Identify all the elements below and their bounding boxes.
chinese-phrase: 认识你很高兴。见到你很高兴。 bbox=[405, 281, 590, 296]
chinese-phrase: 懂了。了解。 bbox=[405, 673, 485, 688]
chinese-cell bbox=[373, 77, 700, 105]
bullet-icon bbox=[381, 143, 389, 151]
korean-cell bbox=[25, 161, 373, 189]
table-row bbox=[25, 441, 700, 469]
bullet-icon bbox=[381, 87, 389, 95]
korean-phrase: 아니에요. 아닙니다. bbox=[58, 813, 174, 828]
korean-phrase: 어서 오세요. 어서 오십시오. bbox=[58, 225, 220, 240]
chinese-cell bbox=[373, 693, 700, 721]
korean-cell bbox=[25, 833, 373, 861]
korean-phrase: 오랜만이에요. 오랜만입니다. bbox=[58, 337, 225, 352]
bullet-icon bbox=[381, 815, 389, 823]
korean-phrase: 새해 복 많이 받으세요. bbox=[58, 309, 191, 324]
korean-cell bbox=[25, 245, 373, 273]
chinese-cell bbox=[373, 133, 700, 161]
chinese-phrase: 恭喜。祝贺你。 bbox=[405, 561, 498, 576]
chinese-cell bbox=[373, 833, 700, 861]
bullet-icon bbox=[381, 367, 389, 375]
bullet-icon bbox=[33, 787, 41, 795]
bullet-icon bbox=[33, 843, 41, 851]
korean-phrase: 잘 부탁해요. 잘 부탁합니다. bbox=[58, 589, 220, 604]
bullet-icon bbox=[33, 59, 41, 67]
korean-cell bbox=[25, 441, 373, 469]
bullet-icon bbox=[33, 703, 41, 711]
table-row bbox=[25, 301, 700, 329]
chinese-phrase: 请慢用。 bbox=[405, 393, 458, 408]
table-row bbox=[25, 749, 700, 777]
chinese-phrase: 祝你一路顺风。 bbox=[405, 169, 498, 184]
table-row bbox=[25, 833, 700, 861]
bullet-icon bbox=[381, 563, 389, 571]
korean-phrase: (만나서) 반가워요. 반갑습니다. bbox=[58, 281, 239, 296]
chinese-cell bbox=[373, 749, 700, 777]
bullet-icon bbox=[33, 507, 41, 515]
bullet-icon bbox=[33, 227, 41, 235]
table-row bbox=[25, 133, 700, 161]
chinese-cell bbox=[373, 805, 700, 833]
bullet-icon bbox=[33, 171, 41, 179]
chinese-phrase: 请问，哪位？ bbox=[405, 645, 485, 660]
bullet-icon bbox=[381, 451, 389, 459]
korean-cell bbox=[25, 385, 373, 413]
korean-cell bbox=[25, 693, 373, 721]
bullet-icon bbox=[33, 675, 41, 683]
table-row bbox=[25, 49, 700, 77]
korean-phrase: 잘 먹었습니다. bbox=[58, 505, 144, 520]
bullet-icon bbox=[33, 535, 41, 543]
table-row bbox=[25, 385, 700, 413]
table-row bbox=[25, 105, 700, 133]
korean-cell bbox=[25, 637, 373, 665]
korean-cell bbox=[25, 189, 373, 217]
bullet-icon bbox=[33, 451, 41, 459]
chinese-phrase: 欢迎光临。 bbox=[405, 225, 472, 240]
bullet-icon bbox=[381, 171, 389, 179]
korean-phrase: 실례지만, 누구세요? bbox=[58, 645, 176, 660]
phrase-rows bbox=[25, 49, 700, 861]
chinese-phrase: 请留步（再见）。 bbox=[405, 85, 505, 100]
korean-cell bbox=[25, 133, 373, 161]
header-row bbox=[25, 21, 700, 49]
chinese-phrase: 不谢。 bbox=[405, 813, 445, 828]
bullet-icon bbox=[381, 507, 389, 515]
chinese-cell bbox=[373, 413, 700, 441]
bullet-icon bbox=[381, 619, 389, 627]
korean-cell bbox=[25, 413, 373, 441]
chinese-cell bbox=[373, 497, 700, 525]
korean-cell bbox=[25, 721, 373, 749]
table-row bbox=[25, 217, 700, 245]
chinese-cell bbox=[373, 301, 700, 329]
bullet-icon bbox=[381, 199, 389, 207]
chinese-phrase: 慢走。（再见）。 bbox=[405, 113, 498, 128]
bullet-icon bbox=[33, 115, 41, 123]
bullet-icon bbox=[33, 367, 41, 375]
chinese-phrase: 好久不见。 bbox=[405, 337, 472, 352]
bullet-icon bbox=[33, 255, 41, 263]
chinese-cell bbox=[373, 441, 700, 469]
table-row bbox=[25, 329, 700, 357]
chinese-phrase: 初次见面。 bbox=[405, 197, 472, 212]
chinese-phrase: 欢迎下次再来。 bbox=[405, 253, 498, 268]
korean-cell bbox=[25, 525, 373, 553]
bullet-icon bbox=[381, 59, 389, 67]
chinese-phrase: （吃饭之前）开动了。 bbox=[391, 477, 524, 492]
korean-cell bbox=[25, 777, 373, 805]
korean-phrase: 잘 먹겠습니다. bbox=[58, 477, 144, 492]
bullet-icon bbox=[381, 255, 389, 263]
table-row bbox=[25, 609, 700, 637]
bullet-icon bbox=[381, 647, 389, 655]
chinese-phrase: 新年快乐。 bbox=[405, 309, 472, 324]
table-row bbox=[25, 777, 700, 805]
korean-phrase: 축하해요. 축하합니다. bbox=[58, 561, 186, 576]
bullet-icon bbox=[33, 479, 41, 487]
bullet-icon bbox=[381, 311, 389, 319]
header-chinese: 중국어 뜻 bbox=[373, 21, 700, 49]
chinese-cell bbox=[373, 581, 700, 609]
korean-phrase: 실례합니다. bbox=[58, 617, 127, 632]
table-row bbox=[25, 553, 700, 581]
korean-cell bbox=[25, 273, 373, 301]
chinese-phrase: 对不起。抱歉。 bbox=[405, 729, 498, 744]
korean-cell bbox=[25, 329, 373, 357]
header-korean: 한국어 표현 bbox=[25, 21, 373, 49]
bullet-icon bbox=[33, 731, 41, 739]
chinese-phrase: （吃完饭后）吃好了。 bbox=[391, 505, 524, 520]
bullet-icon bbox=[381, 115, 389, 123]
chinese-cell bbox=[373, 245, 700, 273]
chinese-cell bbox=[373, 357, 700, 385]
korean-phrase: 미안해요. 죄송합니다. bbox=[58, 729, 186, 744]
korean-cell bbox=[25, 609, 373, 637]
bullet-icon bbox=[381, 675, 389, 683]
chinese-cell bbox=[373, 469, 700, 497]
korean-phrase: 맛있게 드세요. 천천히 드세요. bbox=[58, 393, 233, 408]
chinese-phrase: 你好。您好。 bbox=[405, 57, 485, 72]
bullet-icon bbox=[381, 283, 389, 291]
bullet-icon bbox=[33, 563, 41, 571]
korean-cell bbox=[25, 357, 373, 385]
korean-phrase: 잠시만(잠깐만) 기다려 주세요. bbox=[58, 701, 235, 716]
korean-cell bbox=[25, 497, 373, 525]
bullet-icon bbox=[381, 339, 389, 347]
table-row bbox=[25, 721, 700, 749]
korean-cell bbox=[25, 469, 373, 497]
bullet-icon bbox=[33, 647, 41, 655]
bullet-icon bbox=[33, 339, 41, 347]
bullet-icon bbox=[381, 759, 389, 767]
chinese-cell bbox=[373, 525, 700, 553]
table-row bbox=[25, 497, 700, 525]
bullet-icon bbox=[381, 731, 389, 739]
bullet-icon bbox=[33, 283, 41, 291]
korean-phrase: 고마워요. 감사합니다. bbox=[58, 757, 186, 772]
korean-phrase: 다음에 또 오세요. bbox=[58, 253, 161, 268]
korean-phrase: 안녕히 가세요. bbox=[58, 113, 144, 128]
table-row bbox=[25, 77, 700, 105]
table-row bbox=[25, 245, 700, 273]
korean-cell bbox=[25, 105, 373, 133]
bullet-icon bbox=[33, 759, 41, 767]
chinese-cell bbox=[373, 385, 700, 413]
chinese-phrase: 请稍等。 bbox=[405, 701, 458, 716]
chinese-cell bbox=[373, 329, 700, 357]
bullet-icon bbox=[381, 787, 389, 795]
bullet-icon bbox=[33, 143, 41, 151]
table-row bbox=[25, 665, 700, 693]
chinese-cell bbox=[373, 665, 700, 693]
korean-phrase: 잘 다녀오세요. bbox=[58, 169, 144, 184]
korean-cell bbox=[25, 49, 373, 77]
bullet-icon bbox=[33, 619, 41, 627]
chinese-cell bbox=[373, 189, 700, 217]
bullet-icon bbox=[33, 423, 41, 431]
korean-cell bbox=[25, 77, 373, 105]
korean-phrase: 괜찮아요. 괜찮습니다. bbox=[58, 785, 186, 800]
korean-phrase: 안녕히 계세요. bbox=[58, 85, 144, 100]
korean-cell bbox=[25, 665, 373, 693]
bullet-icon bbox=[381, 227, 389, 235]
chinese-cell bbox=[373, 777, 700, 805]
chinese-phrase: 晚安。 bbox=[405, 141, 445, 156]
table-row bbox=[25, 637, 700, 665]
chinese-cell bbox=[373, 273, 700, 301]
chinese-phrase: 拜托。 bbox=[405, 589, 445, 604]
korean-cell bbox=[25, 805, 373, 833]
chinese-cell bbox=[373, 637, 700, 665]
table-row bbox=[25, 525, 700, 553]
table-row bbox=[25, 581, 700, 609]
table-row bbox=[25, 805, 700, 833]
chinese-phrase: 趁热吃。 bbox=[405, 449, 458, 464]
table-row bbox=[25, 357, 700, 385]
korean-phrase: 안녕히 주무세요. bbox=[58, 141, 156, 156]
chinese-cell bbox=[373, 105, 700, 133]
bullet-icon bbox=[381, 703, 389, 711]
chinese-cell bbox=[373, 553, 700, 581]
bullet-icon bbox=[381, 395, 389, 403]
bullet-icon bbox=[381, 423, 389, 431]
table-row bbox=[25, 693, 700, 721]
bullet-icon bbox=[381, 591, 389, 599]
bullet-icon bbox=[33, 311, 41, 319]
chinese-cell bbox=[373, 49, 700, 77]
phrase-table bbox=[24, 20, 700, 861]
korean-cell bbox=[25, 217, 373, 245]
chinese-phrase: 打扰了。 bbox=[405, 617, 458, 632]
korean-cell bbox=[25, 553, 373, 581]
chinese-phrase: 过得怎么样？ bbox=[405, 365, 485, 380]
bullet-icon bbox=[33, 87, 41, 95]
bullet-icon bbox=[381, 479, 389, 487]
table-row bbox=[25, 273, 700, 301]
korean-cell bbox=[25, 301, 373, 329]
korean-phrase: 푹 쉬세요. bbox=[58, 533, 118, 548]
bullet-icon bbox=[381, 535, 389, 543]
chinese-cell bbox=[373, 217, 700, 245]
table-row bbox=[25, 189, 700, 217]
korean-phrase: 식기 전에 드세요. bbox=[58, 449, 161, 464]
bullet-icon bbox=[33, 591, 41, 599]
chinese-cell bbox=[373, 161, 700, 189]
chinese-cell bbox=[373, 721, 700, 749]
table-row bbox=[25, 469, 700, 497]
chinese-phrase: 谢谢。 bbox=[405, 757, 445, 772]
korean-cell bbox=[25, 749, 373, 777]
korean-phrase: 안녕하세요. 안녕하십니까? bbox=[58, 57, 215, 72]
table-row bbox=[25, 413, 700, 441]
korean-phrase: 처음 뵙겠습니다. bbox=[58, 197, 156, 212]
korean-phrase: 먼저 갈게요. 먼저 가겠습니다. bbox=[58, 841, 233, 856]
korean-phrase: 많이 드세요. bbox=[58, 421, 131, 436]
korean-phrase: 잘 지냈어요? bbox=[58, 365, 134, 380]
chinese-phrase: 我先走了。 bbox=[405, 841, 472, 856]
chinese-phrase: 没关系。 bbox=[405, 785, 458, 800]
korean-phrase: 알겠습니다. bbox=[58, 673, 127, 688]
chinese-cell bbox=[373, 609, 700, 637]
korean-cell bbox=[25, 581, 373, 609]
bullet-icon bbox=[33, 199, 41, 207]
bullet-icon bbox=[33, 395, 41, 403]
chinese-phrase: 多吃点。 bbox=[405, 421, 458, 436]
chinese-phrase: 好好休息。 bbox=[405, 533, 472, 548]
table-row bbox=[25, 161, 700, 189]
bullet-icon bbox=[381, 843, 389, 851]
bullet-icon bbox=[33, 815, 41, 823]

◇ ◇ ◇

• [THE TASK]: Return the lines of the listing above, from its first line through the line containing "table-row bbox=[25, 301, 700, 329]", inclusive, reproducing each one character for character.

• [FINAL ANSWER]:
Identify all the elements below and their bounding boxes.
chinese-phrase: 认识你很高兴。见到你很高兴。 bbox=[405, 281, 590, 296]
chinese-phrase: 懂了。了解。 bbox=[405, 673, 485, 688]
chinese-cell bbox=[373, 77, 700, 105]
bullet-icon bbox=[381, 143, 389, 151]
korean-cell bbox=[25, 161, 373, 189]
table-row bbox=[25, 441, 700, 469]
bullet-icon bbox=[381, 87, 389, 95]
korean-phrase: 아니에요. 아닙니다. bbox=[58, 813, 174, 828]
korean-phrase: 어서 오세요. 어서 오십시오. bbox=[58, 225, 220, 240]
chinese-cell bbox=[373, 693, 700, 721]
korean-cell bbox=[25, 833, 373, 861]
korean-phrase: 오랜만이에요. 오랜만입니다. bbox=[58, 337, 225, 352]
bullet-icon bbox=[381, 815, 389, 823]
korean-phrase: 새해 복 많이 받으세요. bbox=[58, 309, 191, 324]
korean-cell bbox=[25, 245, 373, 273]
chinese-cell bbox=[373, 133, 700, 161]
chinese-phrase: 恭喜。祝贺你。 bbox=[405, 561, 498, 576]
chinese-cell bbox=[373, 833, 700, 861]
bullet-icon bbox=[381, 367, 389, 375]
bullet-icon bbox=[33, 787, 41, 795]
bullet-icon bbox=[33, 843, 41, 851]
korean-phrase: 잘 부탁해요. 잘 부탁합니다. bbox=[58, 589, 220, 604]
bullet-icon bbox=[33, 59, 41, 67]
korean-cell bbox=[25, 441, 373, 469]
bullet-icon bbox=[33, 703, 41, 711]
table-row bbox=[25, 301, 700, 329]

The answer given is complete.